>> Start

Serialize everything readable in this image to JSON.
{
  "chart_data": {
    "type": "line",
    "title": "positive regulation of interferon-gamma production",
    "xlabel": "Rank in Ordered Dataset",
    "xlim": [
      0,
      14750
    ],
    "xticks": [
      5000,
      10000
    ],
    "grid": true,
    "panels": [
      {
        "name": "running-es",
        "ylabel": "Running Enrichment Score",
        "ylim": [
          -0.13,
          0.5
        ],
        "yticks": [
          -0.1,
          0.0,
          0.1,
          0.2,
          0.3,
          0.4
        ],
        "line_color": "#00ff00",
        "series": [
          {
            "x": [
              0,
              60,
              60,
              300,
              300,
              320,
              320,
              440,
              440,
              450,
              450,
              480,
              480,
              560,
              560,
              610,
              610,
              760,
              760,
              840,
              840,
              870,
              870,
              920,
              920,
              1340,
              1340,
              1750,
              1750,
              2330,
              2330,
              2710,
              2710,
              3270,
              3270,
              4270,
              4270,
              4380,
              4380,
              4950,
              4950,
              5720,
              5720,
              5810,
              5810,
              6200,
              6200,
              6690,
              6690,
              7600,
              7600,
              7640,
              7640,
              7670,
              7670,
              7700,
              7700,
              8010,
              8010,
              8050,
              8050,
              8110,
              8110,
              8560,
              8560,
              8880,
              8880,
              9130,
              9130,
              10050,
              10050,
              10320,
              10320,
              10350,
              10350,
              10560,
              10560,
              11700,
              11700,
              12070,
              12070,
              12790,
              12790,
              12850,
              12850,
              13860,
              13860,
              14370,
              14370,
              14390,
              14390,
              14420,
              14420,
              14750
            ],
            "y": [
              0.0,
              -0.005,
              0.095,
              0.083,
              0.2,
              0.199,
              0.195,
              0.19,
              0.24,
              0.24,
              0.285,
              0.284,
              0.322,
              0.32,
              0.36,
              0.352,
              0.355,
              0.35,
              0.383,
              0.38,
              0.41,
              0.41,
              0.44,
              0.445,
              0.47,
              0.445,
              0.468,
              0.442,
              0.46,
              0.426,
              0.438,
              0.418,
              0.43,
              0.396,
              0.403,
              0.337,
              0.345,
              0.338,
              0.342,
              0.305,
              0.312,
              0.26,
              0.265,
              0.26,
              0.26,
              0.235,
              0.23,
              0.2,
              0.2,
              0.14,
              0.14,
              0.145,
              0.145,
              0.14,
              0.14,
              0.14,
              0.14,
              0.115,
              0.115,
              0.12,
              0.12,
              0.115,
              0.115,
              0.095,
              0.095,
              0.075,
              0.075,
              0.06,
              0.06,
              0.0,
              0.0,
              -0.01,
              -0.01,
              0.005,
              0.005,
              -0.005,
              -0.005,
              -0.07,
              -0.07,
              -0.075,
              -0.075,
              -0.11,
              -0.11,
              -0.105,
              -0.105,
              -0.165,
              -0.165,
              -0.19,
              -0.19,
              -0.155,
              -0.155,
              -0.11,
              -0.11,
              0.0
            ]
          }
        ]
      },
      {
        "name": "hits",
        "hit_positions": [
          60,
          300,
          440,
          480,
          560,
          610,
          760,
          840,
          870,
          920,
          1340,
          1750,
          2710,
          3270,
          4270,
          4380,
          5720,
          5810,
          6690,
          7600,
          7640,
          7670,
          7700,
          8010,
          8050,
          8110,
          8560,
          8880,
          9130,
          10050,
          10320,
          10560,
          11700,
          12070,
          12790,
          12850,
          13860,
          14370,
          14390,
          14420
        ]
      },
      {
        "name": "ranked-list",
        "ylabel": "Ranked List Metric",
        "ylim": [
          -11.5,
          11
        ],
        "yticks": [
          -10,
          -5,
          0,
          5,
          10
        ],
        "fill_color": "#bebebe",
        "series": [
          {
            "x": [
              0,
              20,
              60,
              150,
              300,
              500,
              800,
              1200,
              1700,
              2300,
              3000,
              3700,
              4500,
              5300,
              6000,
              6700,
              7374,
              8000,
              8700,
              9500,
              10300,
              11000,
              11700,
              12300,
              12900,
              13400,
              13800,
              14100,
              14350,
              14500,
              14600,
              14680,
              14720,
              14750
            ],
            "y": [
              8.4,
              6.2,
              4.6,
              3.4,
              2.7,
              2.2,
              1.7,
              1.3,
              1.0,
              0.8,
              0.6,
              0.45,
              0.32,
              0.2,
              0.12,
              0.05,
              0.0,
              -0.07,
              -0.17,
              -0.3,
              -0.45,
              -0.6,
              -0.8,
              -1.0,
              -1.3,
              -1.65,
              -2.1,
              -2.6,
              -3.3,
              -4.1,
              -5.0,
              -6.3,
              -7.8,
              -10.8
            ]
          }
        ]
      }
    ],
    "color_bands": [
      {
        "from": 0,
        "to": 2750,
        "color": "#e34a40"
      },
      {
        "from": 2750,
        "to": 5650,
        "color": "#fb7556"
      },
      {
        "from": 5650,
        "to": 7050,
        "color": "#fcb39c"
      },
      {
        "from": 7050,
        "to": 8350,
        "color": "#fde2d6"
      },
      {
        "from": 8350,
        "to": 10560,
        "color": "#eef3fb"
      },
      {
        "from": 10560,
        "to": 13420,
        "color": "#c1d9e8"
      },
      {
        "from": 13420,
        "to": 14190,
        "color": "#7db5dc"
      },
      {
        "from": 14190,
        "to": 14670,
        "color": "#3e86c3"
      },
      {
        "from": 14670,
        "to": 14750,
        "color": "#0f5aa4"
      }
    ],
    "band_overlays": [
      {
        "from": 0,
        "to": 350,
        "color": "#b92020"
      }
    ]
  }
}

>> End

**WHAT YOU NEED TO DO**. Output all records verbatim.

**IN RESPONSE**.
Serialize everything readable in this image to JSON.
{
  "chart_data": {
    "type": "line",
    "title": "positive regulation of interferon-gamma production",
    "xlabel": "Rank in Ordered Dataset",
    "xlim": [
      0,
      14750
    ],
    "xticks": [
      5000,
      10000
    ],
    "grid": true,
    "panels": [
      {
        "name": "running-es",
        "ylabel": "Running Enrichment Score",
        "ylim": [
          -0.13,
          0.5
        ],
        "yticks": [
          -0.1,
          0.0,
          0.1,
          0.2,
          0.3,
          0.4
        ],
        "line_color": "#00ff00",
        "series": [
          {
            "x": [
              0,
              60,
              60,
              300,
              300,
              320,
              320,
              440,
              440,
              450,
              450,
              480,
              480,
              560,
              560,
              610,
              610,
              760,
              760,
              840,
              840,
              870,
              870,
              920,
              920,
              1340,
              1340,
              1750,
              1750,
              2330,
              2330,
              2710,
              2710,
              3270,
              3270,
              4270,
              4270,
              4380,
              4380,
              4950,
              4950,
              5720,
              5720,
              5810,
              5810,
              6200,
              6200,
              6690,
              6690,
              7600,
              7600,
              7640,
              7640,
              7670,
              7670,
              7700,
              7700,
              8010,
              8010,
              8050,
              8050,
              8110,
              8110,
              8560,
              8560,
              8880,
              8880,
              9130,
              9130,
              10050,
              10050,
              10320,
              10320,
              10350,
              10350,
              10560,
              10560,
              11700,
              11700,
              12070,
              12070,
              12790,
              12790,
              12850,
              12850,
              13860,
              13860,
              14370,
              14370,
              14390,
              14390,
              14420,
              14420,
              14750
            ],
            "y": [
              0.0,
              -0.005,
              0.095,
              0.083,
              0.2,
              0.199,
              0.195,
              0.19,
              0.24,
              0.24,
              0.285,
              0.284,
              0.322,
              0.32,
              0.36,
              0.352,
              0.355,
              0.35,
              0.383,
              0.38,
              0.41,
              0.41,
              0.44,
              0.445,
              0.47,
              0.445,
              0.468,
              0.442,
              0.46,
              0.426,
              0.438,
              0.418,
              0.43,
              0.396,
              0.403,
              0.337,
              0.345,
              0.338,
              0.342,
              0.305,
              0.312,
              0.26,
              0.265,
              0.26,
              0.26,
              0.235,
              0.23,
              0.2,
              0.2,
              0.14,
              0.14,
              0.145,
              0.145,
              0.14,
              0.14,
              0.14,
              0.14,
              0.115,
              0.115,
              0.12,
              0.12,
              0.115,
              0.115,
              0.095,
              0.095,
              0.075,
              0.075,
              0.06,
              0.06,
              0.0,
              0.0,
              -0.01,
              -0.01,
              0.005,
              0.005,
              -0.005,
              -0.005,
              -0.07,
              -0.07,
              -0.075,
              -0.075,
              -0.11,
              -0.11,
              -0.105,
              -0.105,
              -0.165,
              -0.165,
              -0.19,
              -0.19,
              -0.155,
              -0.155,
              -0.11,
              -0.11,
              0.0
            ]
          }
        ]
      },
      {
        "name": "hits",
        "hit_positions": [
          60,
          300,
          440,
          480,
          560,
          610,
          760,
          840,
          870,
          920,
          1340,
          1750,
          2710,
          3270,
          4270,
          4380,
          5720,
          5810,
          6690,
          7600,
          7640,
          7670,
          7700,
          8010,
          8050,
          8110,
          8560,
          8880,
          9130,
          10050,
          10320,
          10560,
          11700,
          12070,
          12790,
          12850,
          13860,
          14370,
          14390,
          14420
        ]
      },
      {
        "name": "ranked-list",
        "ylabel": "Ranked List Metric",
        "ylim": [
          -11.5,
          11
        ],
        "yticks": [
          -10,
          -5,
          0,
          5,
          10
        ],
        "fill_color": "#bebebe",
        "series": [
          {
            "x": [
              0,
              20,
              60,
              150,
              300,
              500,
              800,
              1200,
              1700,
              2300,
              3000,
              3700,
              4500,
              5300,
              6000,
              6700,
              7374,
              8000,
              8700,
              9500,
              10300,
              11000,
              11700,
              12300,
              12900,
              13400,
              13800,
              14100,
              14350,
              14500,
              14600,
              14680,
              14720,
              14750
            ],
            "y": [
              8.4,
              6.2,
              4.6,
              3.4,
              2.7,
              2.2,
              1.7,
              1.3,
              1.0,
              0.8,
              0.6,
              0.45,
              0.32,
              0.2,
              0.12,
              0.05,
              0.0,
              -0.07,
              -0.17,
              -0.3,
              -0.45,
              -0.6,
              -0.8,
              -1.0,
              -1.3,
              -1.65,
              -2.1,
              -2.6,
              -3.3,
              -4.1,
              -5.0,
              -6.3,
              -7.8,
              -10.8
            ]
          }
        ]
      }
    ],
    "color_bands": [
      {
        "from": 0,
        "to": 2750,
        "color": "#e34a40"
      },
      {
        "from": 2750,
        "to": 5650,
        "color": "#fb7556"
      },
      {
        "from": 5650,
        "to": 7050,
        "color": "#fcb39c"
      },
      {
        "from": 7050,
        "to": 8350,
        "color": "#fde2d6"
      },
      {
        "from": 8350,
        "to": 10560,
        "color": "#eef3fb"
      },
      {
        "from": 10560,
        "to": 13420,
        "color": "#c1d9e8"
      },
      {
        "from": 13420,
        "to": 14190,
        "color": "#7db5dc"
      },
      {
        "from": 14190,
        "to": 14670,
        "color": "#3e86c3"
      },
      {
        "from": 14670,
        "to": 14750,
        "color": "#0f5aa4"
      }
    ],
    "band_overlays": [
      {
        "from": 0,
        "to": 350,
        "color": "#b92020"
      }
    ]
  }
}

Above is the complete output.